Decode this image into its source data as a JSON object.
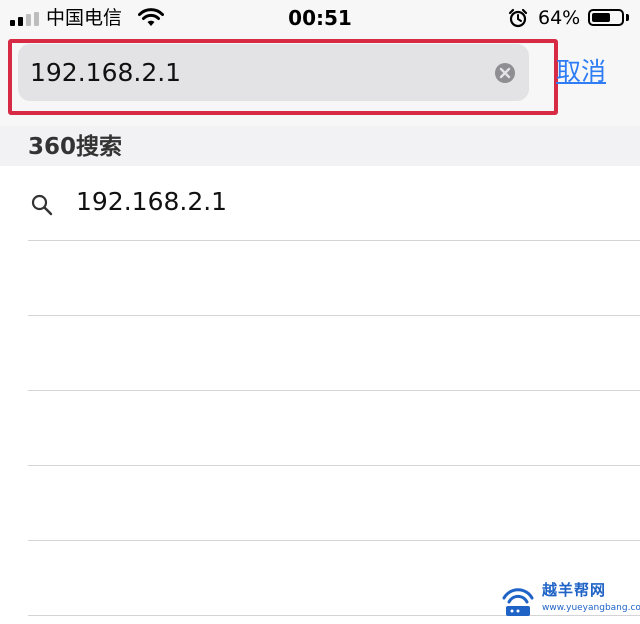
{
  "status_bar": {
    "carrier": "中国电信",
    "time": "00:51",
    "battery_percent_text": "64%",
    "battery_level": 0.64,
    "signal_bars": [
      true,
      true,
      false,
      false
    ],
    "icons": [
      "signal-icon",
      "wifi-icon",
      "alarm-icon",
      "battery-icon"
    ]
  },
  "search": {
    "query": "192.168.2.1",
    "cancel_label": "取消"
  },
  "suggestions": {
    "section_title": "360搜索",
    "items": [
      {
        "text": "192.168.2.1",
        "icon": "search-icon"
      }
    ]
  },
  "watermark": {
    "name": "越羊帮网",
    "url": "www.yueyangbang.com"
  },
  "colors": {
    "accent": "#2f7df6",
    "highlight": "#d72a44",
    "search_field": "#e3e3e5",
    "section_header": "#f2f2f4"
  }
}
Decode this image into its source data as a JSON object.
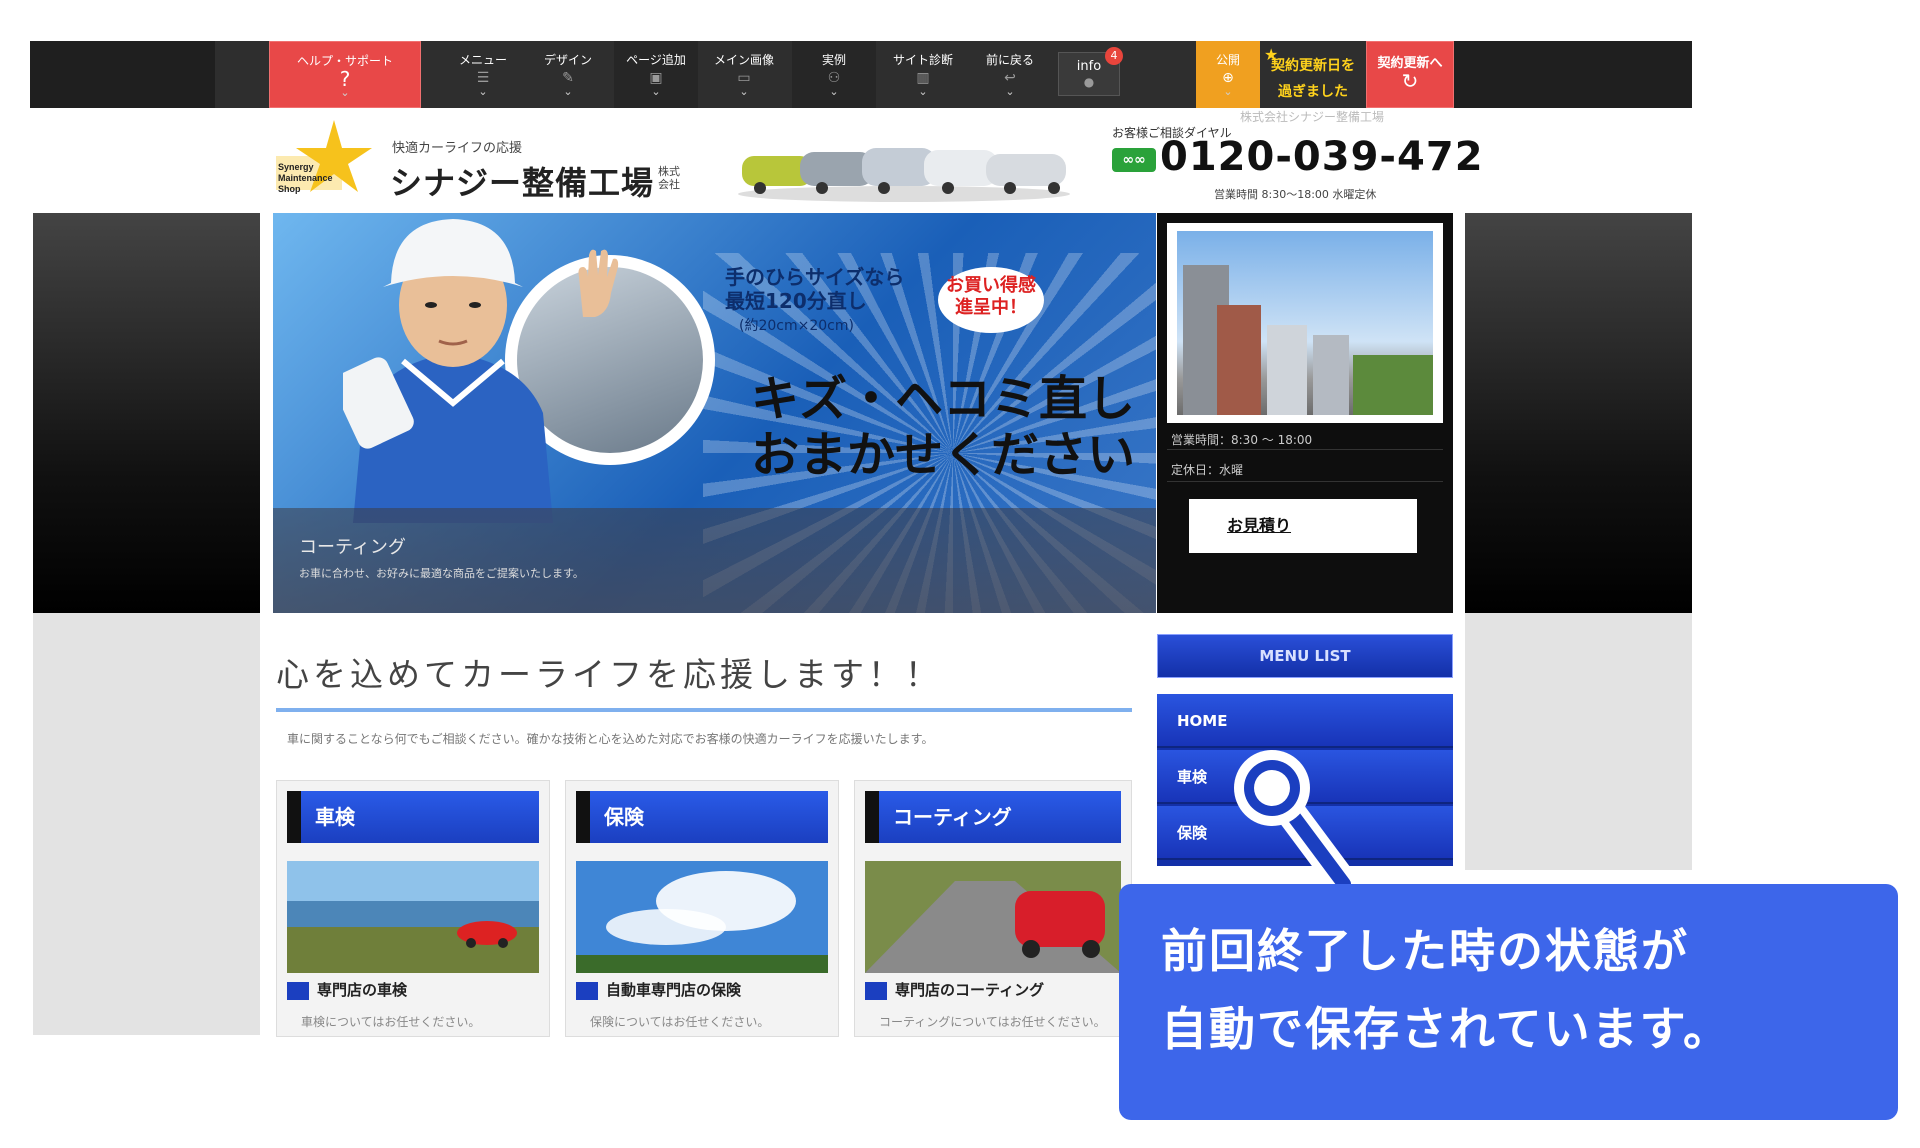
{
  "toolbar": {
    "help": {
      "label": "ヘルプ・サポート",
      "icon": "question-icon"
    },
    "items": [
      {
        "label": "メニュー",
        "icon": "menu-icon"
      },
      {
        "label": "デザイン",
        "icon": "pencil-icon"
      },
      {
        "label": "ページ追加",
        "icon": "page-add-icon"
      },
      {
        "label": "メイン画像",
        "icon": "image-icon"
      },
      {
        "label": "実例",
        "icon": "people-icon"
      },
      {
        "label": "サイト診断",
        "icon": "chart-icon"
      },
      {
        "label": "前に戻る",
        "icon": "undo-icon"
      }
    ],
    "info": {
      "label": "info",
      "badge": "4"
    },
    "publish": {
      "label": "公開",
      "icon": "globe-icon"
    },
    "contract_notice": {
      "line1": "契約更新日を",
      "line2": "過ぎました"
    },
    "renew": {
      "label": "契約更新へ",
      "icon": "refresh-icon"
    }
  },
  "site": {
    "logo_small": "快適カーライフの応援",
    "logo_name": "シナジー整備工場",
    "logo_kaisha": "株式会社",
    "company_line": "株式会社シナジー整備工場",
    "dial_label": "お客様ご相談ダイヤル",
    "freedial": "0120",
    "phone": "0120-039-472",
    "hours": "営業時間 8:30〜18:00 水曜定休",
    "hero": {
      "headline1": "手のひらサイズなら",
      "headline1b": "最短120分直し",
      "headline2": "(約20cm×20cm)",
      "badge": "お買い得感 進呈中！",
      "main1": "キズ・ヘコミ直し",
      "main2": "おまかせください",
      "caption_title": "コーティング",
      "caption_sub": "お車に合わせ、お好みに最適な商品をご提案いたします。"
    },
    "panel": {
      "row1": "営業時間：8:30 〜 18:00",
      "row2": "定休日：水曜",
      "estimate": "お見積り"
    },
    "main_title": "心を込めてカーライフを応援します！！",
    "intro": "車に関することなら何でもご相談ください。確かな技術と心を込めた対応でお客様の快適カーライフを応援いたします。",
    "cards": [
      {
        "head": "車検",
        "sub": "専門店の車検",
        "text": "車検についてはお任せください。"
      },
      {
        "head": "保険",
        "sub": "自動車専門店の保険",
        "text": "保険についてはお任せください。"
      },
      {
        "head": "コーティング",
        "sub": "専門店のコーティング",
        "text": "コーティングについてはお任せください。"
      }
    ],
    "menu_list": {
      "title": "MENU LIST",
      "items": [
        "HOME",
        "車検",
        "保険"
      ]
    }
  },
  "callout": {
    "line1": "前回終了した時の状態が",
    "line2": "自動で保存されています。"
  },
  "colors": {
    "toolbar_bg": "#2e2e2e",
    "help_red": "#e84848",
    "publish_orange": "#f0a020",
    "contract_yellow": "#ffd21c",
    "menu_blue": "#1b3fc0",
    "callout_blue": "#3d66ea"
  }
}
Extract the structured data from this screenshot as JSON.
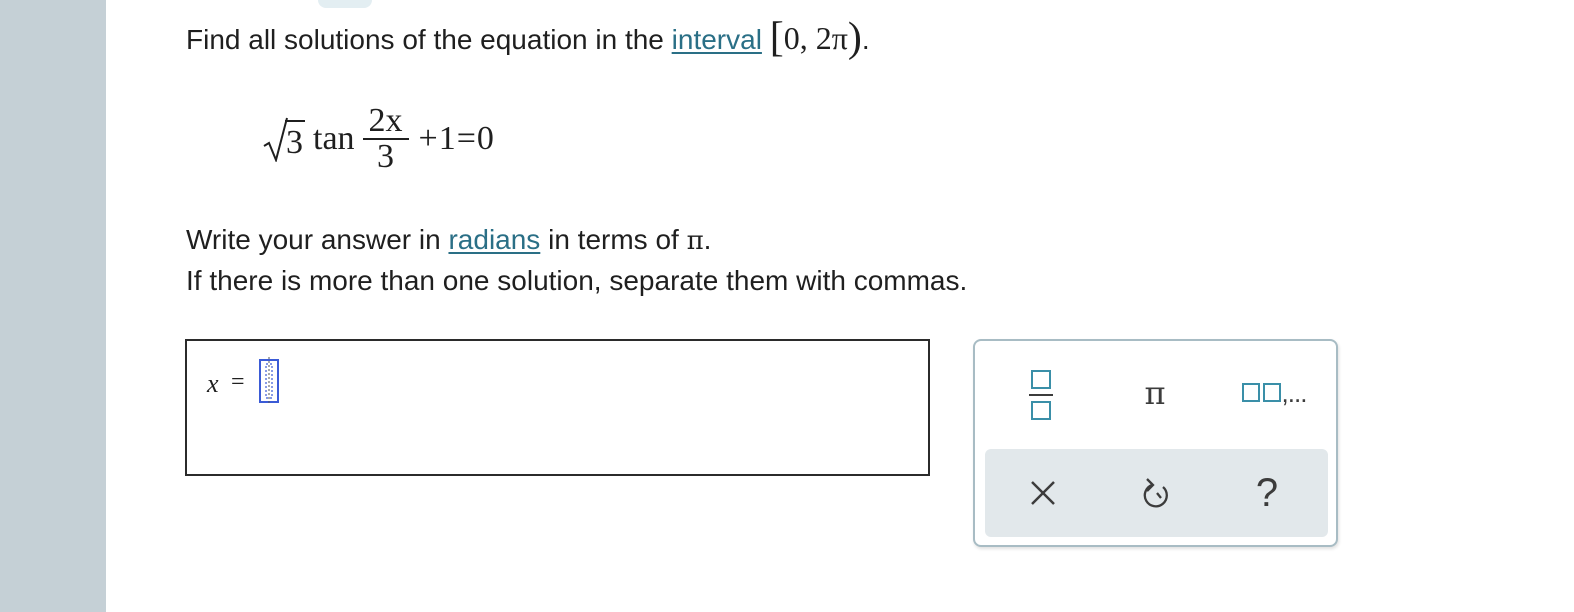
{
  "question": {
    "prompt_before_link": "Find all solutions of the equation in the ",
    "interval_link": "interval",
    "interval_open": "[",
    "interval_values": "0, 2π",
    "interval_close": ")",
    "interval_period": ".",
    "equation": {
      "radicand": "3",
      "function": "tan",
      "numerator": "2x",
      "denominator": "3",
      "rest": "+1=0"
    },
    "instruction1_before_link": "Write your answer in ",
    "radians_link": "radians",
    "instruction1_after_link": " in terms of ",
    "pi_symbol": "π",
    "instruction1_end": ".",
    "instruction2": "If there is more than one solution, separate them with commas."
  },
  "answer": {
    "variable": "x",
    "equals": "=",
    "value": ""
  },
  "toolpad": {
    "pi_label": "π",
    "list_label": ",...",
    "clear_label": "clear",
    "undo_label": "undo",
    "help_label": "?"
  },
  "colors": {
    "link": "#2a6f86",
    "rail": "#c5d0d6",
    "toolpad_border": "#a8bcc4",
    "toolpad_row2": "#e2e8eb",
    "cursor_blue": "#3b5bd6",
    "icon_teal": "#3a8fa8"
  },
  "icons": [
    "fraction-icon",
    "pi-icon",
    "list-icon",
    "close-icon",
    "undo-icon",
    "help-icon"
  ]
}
---*---
▶ **Prompt**:
Omit pictures; set down the rest of the material word for word.

▶ **Exercise solution**:
Decode this image into its source data as a JSON object.
{
  "status_bar": {
    "carrier": "中国电信",
    "time": "00:51",
    "battery_percent_text": "64%",
    "battery_level": 0.64,
    "signal_bars": [
      true,
      true,
      false,
      false
    ],
    "icons": [
      "signal-icon",
      "wifi-icon",
      "alarm-icon",
      "battery-icon"
    ]
  },
  "search": {
    "query": "192.168.2.1",
    "cancel_label": "取消"
  },
  "suggestions": {
    "section_title": "360搜索",
    "items": [
      {
        "text": "192.168.2.1",
        "icon": "search-icon"
      }
    ]
  },
  "watermark": {
    "name": "越羊帮网",
    "url": "www.yueyangbang.com"
  },
  "colors": {
    "accent": "#2f7df6",
    "highlight": "#d72a44",
    "search_field": "#e3e3e5",
    "section_header": "#f2f2f4"
  }
}
Decode this image into its source data as a JSON object.
{
  "toolbar": {
    "help": {
      "label": "ヘルプ・サポート",
      "icon": "question-icon"
    },
    "items": [
      {
        "label": "メニュー",
        "icon": "menu-icon"
      },
      {
        "label": "デザイン",
        "icon": "pencil-icon"
      },
      {
        "label": "ページ追加",
        "icon": "page-add-icon"
      },
      {
        "label": "メイン画像",
        "icon": "image-icon"
      },
      {
        "label": "実例",
        "icon": "people-icon"
      },
      {
        "label": "サイト診断",
        "icon": "chart-icon"
      },
      {
        "label": "前に戻る",
        "icon": "undo-icon"
      }
    ],
    "info": {
      "label": "info",
      "badge": "4"
    },
    "publish": {
      "label": "公開",
      "icon": "globe-icon"
    },
    "contract_notice": {
      "line1": "契約更新日を",
      "line2": "過ぎました"
    },
    "renew": {
      "label": "契約更新へ",
      "icon": "refresh-icon"
    }
  },
  "site": {
    "logo_small": "快適カーライフの応援",
    "logo_name": "シナジー整備工場",
    "logo_kaisha": "株式会社",
    "company_line": "株式会社シナジー整備工場",
    "dial_label": "お客様ご相談ダイヤル",
    "freedial": "0120",
    "phone": "0120-039-472",
    "hours": "営業時間 8:30〜18:00 水曜定休",
    "hero": {
      "headline1": "手のひらサイズなら",
      "headline1b": "最短120分直し",
      "headline2": "(約20cm×20cm)",
      "badge": "お買い得感 進呈中！",
      "main1": "キズ・ヘコミ直し",
      "main2": "おまかせください",
      "caption_title": "コーティング",
      "caption_sub": "お車に合わせ、お好みに最適な商品をご提案いたします。"
    },
    "panel": {
      "row1": "営業時間：8:30 〜 18:00",
      "row2": "定休日：水曜",
      "estimate": "お見積り"
    },
    "main_title": "心を込めてカーライフを応援します！！",
    "intro": "車に関することなら何でもご相談ください。確かな技術と心を込めた対応でお客様の快適カーライフを応援いたします。",
    "cards": [
      {
        "head": "車検",
        "sub": "専門店の車検",
        "text": "車検についてはお任せください。"
      },
      {
        "head": "保険",
        "sub": "自動車専門店の保険",
        "text": "保険についてはお任せください。"
      },
      {
        "head": "コーティング",
        "sub": "専門店のコーティング",
        "text": "コーティングについてはお任せください。"
      }
    ],
    "menu_list": {
      "title": "MENU LIST",
      "items": [
        "HOME",
        "車検",
        "保険"
      ]
    }
  },
  "callout": {
    "line1": "前回終了した時の状態が",
    "line2": "自動で保存されています。"
  },
  "colors": {
    "toolbar_bg": "#2e2e2e",
    "help_red": "#e84848",
    "publish_orange": "#f0a020",
    "contract_yellow": "#ffd21c",
    "menu_blue": "#1b3fc0",
    "callout_blue": "#3d66ea"
  }
}
Extract the structured data from this screenshot as JSON.
{
  "question": {
    "prompt_before_link": "Find all solutions of the equation in the ",
    "interval_link": "interval",
    "interval_open": "[",
    "interval_values": "0, 2π",
    "interval_close": ")",
    "interval_period": ".",
    "equation": {
      "radicand": "3",
      "function": "tan",
      "numerator": "2x",
      "denominator": "3",
      "rest": "+1=0"
    },
    "instruction1_before_link": "Write your answer in ",
    "radians_link": "radians",
    "instruction1_after_link": " in terms of ",
    "pi_symbol": "π",
    "instruction1_end": ".",
    "instruction2": "If there is more than one solution, separate them with commas."
  },
  "answer": {
    "variable": "x",
    "equals": "=",
    "value": ""
  },
  "toolpad": {
    "pi_label": "π",
    "list_label": ",...",
    "clear_label": "clear",
    "undo_label": "undo",
    "help_label": "?"
  },
  "colors": {
    "link": "#2a6f86",
    "rail": "#c5d0d6",
    "toolpad_border": "#a8bcc4",
    "toolpad_row2": "#e2e8eb",
    "cursor_blue": "#3b5bd6",
    "icon_teal": "#3a8fa8"
  },
  "icons": [
    "fraction-icon",
    "pi-icon",
    "list-icon",
    "close-icon",
    "undo-icon",
    "help-icon"
  ]
}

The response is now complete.